— start of EXTRACTED INFORMATION —
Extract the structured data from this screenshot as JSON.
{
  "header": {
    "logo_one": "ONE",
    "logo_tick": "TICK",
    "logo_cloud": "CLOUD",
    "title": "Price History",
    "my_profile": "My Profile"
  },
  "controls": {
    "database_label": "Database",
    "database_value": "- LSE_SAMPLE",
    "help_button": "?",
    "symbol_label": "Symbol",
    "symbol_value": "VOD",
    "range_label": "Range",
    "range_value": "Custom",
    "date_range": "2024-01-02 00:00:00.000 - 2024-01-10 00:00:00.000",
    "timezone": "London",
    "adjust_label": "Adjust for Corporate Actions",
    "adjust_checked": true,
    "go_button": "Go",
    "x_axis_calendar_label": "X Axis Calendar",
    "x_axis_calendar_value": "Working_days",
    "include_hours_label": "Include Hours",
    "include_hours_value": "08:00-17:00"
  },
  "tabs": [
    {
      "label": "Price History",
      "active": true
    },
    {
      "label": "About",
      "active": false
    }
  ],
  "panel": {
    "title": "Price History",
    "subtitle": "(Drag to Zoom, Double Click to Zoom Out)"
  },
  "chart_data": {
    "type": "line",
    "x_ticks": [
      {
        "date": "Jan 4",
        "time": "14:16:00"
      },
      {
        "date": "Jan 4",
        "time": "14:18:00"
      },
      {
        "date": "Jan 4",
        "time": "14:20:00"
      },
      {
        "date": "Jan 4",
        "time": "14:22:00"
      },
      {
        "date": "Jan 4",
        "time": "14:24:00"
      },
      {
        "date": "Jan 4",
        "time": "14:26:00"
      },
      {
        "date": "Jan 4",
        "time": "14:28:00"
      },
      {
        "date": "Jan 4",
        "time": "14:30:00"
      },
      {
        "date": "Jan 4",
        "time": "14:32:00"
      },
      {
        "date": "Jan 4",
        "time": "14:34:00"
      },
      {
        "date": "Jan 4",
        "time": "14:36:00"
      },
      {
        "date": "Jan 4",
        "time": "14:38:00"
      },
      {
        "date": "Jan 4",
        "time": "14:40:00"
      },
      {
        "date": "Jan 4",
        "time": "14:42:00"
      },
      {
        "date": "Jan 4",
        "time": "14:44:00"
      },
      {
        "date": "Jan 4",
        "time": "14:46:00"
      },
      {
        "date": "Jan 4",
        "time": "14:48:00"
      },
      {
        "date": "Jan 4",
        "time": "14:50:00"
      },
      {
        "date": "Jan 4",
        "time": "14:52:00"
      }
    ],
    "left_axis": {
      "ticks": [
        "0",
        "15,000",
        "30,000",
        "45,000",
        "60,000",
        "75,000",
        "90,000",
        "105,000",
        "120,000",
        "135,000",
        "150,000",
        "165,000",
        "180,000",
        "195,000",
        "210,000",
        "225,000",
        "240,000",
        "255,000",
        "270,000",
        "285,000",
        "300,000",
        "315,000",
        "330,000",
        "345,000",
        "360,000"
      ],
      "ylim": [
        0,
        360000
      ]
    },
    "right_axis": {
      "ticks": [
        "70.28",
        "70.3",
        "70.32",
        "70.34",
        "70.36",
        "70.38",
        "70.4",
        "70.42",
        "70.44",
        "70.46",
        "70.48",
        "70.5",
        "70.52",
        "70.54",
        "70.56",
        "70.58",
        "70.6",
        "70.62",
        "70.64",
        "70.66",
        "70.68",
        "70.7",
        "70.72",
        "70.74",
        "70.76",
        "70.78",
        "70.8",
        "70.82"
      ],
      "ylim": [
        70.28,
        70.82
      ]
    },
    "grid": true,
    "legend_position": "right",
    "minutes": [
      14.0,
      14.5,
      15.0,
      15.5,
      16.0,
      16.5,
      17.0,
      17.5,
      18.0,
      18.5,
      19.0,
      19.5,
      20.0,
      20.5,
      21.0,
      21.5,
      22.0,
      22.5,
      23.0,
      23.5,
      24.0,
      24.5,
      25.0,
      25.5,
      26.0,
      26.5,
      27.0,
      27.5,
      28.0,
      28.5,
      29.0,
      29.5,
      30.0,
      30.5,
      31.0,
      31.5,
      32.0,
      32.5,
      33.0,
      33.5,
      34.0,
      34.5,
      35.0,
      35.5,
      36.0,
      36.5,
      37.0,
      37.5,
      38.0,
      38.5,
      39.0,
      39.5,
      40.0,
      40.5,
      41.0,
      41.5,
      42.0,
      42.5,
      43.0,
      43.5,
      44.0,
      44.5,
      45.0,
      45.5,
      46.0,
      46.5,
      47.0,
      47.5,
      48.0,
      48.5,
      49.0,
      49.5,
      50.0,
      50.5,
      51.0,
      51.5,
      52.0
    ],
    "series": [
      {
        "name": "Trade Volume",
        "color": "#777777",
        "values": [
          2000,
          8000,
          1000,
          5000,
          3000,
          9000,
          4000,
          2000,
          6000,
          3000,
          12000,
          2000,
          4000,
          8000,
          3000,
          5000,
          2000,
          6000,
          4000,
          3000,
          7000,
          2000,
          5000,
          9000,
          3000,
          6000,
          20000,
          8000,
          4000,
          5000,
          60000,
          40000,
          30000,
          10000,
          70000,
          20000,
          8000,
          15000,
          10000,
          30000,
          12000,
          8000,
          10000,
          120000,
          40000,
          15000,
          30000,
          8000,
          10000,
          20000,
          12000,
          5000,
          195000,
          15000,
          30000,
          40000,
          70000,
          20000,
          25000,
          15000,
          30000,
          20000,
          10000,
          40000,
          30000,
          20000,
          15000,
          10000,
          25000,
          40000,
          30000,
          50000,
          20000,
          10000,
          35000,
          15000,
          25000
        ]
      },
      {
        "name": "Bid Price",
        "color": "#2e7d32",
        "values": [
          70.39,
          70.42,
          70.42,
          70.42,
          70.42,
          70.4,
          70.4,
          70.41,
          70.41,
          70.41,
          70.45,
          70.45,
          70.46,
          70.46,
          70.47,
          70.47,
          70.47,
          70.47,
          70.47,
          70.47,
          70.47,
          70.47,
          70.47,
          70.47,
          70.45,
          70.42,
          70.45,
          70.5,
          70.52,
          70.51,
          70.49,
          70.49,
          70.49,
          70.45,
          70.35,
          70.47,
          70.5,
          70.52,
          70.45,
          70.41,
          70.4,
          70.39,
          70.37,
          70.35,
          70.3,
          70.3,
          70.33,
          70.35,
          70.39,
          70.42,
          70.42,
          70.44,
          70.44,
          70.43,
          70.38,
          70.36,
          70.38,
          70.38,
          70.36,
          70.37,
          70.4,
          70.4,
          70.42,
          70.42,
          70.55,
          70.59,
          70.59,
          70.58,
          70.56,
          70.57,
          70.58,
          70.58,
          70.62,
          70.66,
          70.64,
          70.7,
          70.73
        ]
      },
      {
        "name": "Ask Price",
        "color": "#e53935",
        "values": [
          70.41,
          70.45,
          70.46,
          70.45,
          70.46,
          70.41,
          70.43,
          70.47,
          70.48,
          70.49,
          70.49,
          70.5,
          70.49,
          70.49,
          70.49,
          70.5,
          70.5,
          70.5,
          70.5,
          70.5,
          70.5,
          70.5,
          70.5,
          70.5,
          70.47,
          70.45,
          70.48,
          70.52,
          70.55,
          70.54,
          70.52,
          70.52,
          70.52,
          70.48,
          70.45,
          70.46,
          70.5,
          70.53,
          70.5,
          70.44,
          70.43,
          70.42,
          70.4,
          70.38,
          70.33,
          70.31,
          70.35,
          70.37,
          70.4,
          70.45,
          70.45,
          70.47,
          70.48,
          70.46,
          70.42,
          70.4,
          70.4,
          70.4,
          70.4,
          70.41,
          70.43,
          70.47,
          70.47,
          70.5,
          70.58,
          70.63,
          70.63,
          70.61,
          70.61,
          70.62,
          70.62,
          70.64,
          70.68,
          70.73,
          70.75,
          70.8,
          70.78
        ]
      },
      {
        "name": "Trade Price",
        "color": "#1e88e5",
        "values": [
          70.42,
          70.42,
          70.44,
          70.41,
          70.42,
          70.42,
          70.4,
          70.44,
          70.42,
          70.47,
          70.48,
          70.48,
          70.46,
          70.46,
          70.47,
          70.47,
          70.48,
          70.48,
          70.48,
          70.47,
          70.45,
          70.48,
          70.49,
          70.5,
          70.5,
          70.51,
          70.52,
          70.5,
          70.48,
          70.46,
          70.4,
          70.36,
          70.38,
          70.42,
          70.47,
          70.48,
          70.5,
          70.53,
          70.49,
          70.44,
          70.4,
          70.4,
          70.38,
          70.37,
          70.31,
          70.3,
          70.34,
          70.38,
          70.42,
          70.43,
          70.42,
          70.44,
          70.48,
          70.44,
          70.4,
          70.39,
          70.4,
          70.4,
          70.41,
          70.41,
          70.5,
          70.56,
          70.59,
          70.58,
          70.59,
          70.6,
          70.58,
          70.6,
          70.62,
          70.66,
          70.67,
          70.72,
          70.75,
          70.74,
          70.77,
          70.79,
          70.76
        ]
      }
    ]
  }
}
— end of EXTRACTED INFORMATION —
• **SHORT PROBLEM**
Of the lines above, how many contain the word "color"? Provide the number and nothing else.

• **TASK RESPONSE**
4